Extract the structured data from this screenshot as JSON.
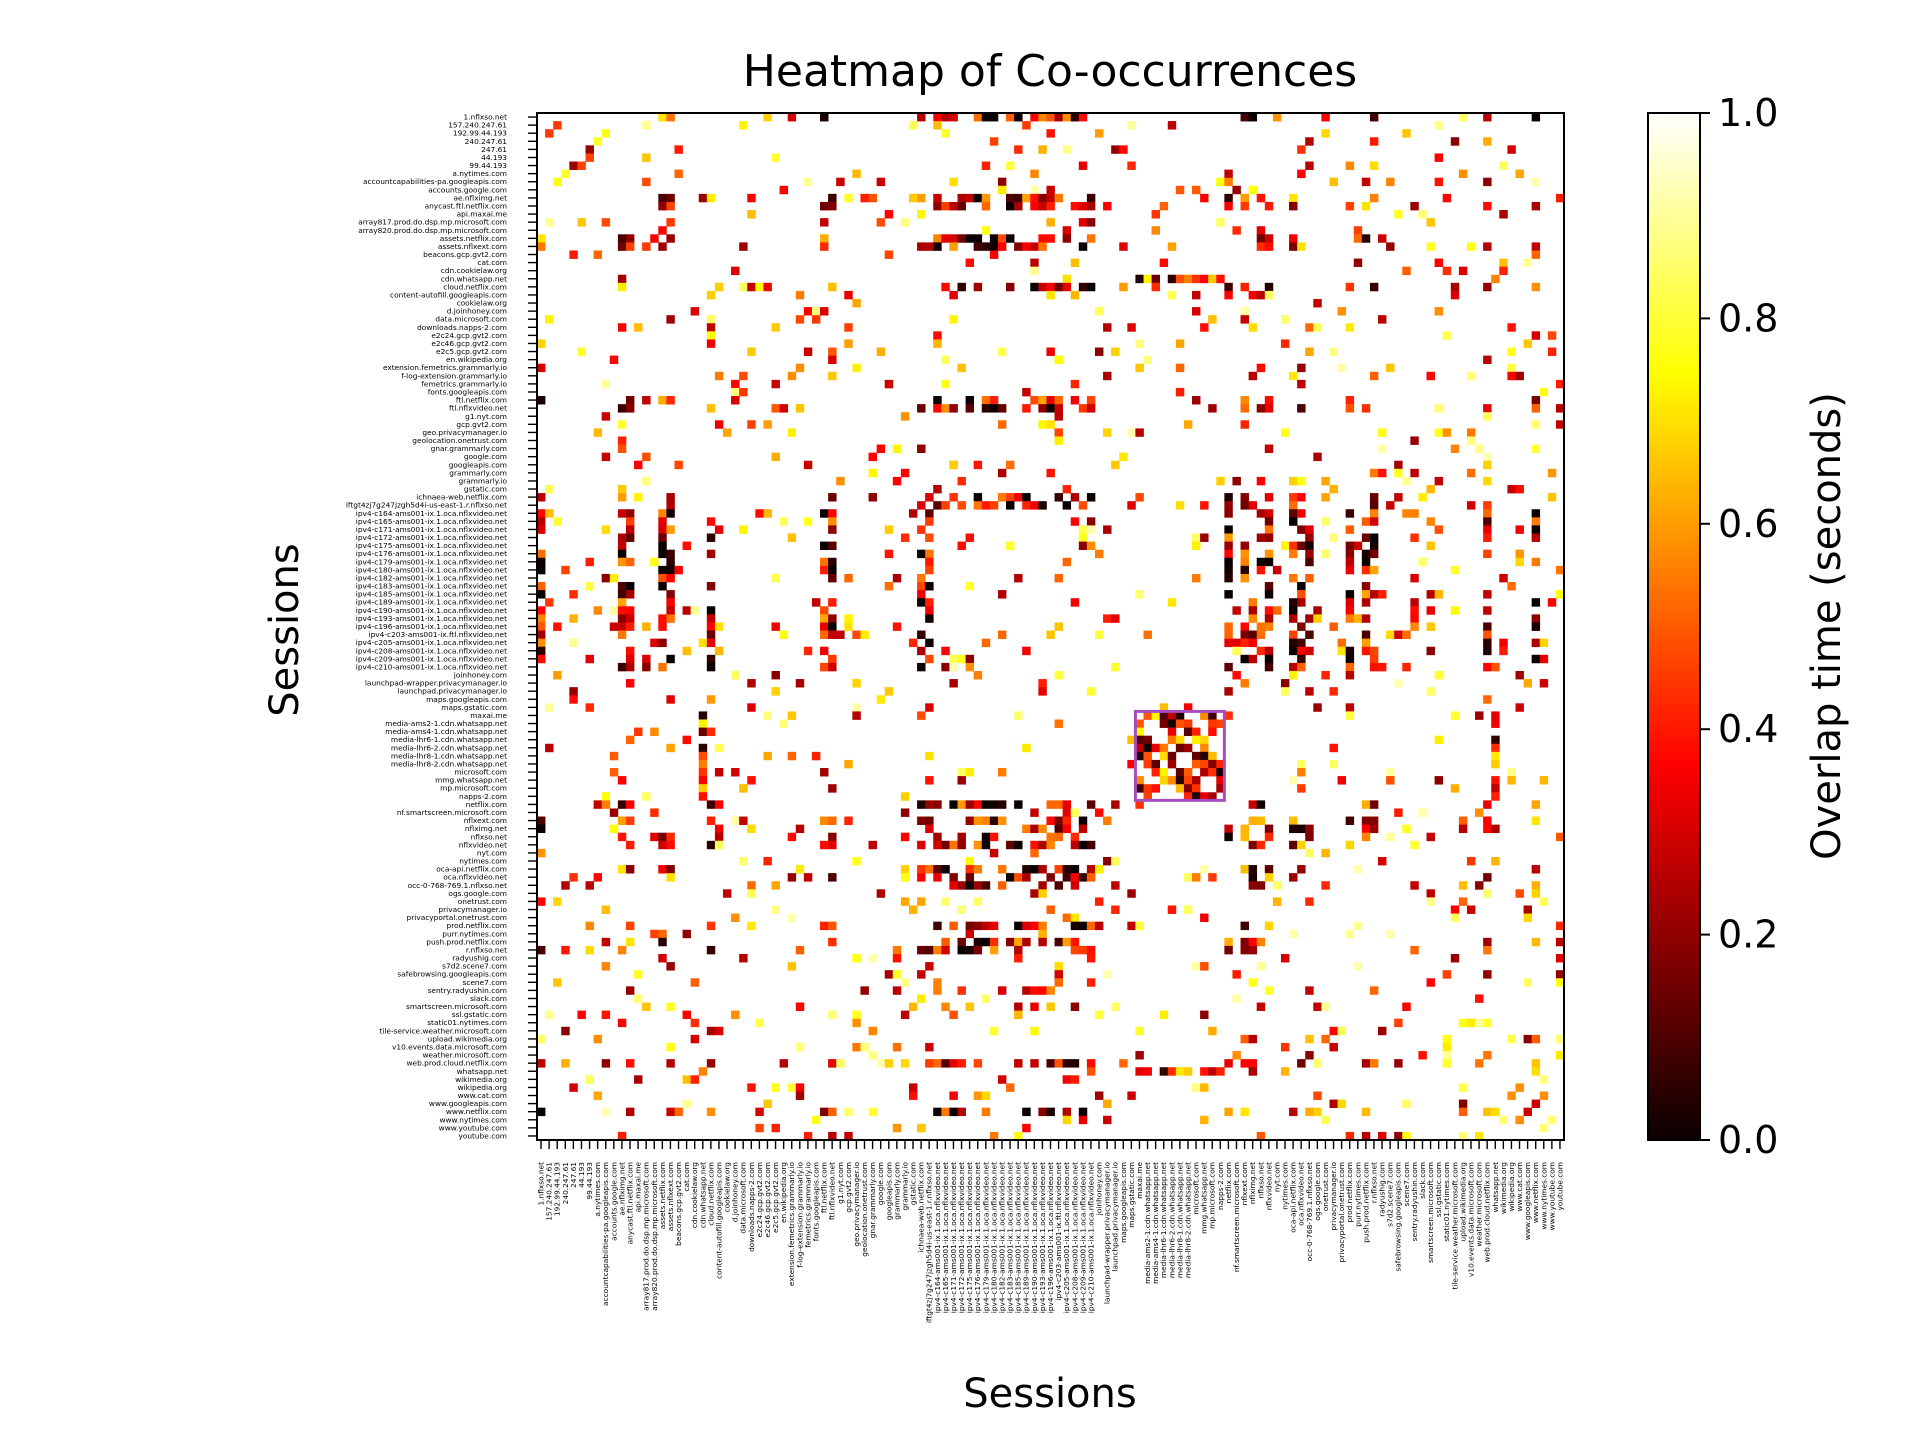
{
  "chart_data": {
    "type": "heatmap",
    "title": "Heatmap of Co-occurrences",
    "xlabel": "Sessions",
    "ylabel": "Sessions",
    "colorbar": {
      "label": "Overlap time (seconds)",
      "colormap": "hot",
      "vmin": 0.0,
      "vmax": 1.0,
      "ticks": [
        0.0,
        0.2,
        0.4,
        0.6,
        0.8,
        1.0
      ],
      "tick_labels": [
        "0.0",
        "0.2",
        "0.4",
        "0.6",
        "0.8",
        "1.0"
      ]
    },
    "highlight_box": {
      "color": "#a64dbf",
      "rows": [
        "maxai.me",
        "napps-2.com"
      ],
      "cols": [
        "maxai.me",
        "napps-2.com"
      ]
    },
    "sessions": [
      "1.nflxso.net",
      "157.240.247.61",
      "192.99.44.193",
      "240.247.61",
      "247.61",
      "44.193",
      "99.44.193",
      "a.nytimes.com",
      "accountcapabilities-pa.googleapis.com",
      "accounts.google.com",
      "ae.nflximg.net",
      "anycast.ftl.netflix.com",
      "api.maxai.me",
      "array817.prod.do.dsp.mp.microsoft.com",
      "array820.prod.do.dsp.mp.microsoft.com",
      "assets.netflix.com",
      "assets.nflxext.com",
      "beacons.gcp.gvt2.com",
      "cat.com",
      "cdn.cookielaw.org",
      "cdn.whatsapp.net",
      "cloud.netflix.com",
      "content-autofill.googleapis.com",
      "cookielaw.org",
      "d.joinhoney.com",
      "data.microsoft.com",
      "downloads.napps-2.com",
      "e2c24.gcp.gvt2.com",
      "e2c46.gcp.gvt2.com",
      "e2c5.gcp.gvt2.com",
      "en.wikipedia.org",
      "extension.femetrics.grammarly.io",
      "f-log-extension.grammarly.io",
      "femetrics.grammarly.io",
      "fonts.googleapis.com",
      "ftl.netflix.com",
      "ftl.nflxvideo.net",
      "g1.nyt.com",
      "gcp.gvt2.com",
      "geo.privacymanager.io",
      "geolocation.onetrust.com",
      "gnar.grammarly.com",
      "google.com",
      "googleapis.com",
      "grammarly.com",
      "grammarly.io",
      "gstatic.com",
      "ichnaea-web.netflix.com",
      "iftgt4zj7g247jzgh5d4i-us-east-1.r.nflxso.net",
      "ipv4-c164-ams001-ix.1.oca.nflxvideo.net",
      "ipv4-c165-ams001-ix.1.oca.nflxvideo.net",
      "ipv4-c171-ams001-ix.1.oca.nflxvideo.net",
      "ipv4-c172-ams001-ix.1.oca.nflxvideo.net",
      "ipv4-c175-ams001-ix.1.oca.nflxvideo.net",
      "ipv4-c176-ams001-ix.1.oca.nflxvideo.net",
      "ipv4-c179-ams001-ix.1.oca.nflxvideo.net",
      "ipv4-c180-ams001-ix.1.oca.nflxvideo.net",
      "ipv4-c182-ams001-ix.1.oca.nflxvideo.net",
      "ipv4-c183-ams001-ix.1.oca.nflxvideo.net",
      "ipv4-c185-ams001-ix.1.oca.nflxvideo.net",
      "ipv4-c189-ams001-ix.1.oca.nflxvideo.net",
      "ipv4-c190-ams001-ix.1.oca.nflxvideo.net",
      "ipv4-c193-ams001-ix.1.oca.nflxvideo.net",
      "ipv4-c196-ams001-ix.1.oca.nflxvideo.net",
      "ipv4-c203-ams001-ix.ftl.nflxvideo.net",
      "ipv4-c205-ams001-ix.1.oca.nflxvideo.net",
      "ipv4-c208-ams001-ix.1.oca.nflxvideo.net",
      "ipv4-c209-ams001-ix.1.oca.nflxvideo.net",
      "ipv4-c210-ams001-ix.1.oca.nflxvideo.net",
      "joinhoney.com",
      "launchpad-wrapper.privacymanager.io",
      "launchpad.privacymanager.io",
      "maps.googleapis.com",
      "maps.gstatic.com",
      "maxai.me",
      "media-ams2-1.cdn.whatsapp.net",
      "media-ams4-1.cdn.whatsapp.net",
      "media-lhr6-1.cdn.whatsapp.net",
      "media-lhr6-2.cdn.whatsapp.net",
      "media-lhr8-1.cdn.whatsapp.net",
      "media-lhr8-2.cdn.whatsapp.net",
      "microsoft.com",
      "mmg.whatsapp.net",
      "mp.microsoft.com",
      "napps-2.com",
      "netflix.com",
      "nf.smartscreen.microsoft.com",
      "nflxext.com",
      "nflximg.net",
      "nflxso.net",
      "nflxvideo.net",
      "nyt.com",
      "nytimes.com",
      "oca-api.netflix.com",
      "oca.nflxvideo.net",
      "occ-0-768-769.1.nflxso.net",
      "ogs.google.com",
      "onetrust.com",
      "privacymanager.io",
      "privacyportal.onetrust.com",
      "prod.netflix.com",
      "purr.nytimes.com",
      "push.prod.netflix.com",
      "r.nflxso.net",
      "radyushig.com",
      "s7d2.scene7.com",
      "safebrowsing.googleapis.com",
      "scene7.com",
      "sentry.radyushin.com",
      "slack.com",
      "smartscreen.microsoft.com",
      "ssl.gstatic.com",
      "static01.nytimes.com",
      "tile-service.weather.microsoft.com",
      "upload.wikimedia.org",
      "v10.events.data.microsoft.com",
      "weather.microsoft.com",
      "web.prod.cloud.netflix.com",
      "whatsapp.net",
      "wikimedia.org",
      "wikipedia.org",
      "www.cat.com",
      "www.googleapis.com",
      "www.netflix.com",
      "www.nytimes.com",
      "www.youtube.com",
      "youtube.com"
    ]
  }
}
#####
• Objective: Locate the word "whatsapp" in the records above, and return each line that has it.

• Response below:
      "cdn.whatsapp.net",
      "media-ams2-1.cdn.whatsapp.net",
      "media-ams4-1.cdn.whatsapp.net",
      "media-lhr6-1.cdn.whatsapp.net",
      "media-lhr6-2.cdn.whatsapp.net",
      "media-lhr8-1.cdn.whatsapp.net",
      "media-lhr8-2.cdn.whatsapp.net",
      "mmg.whatsapp.net",
      "whatsapp.net",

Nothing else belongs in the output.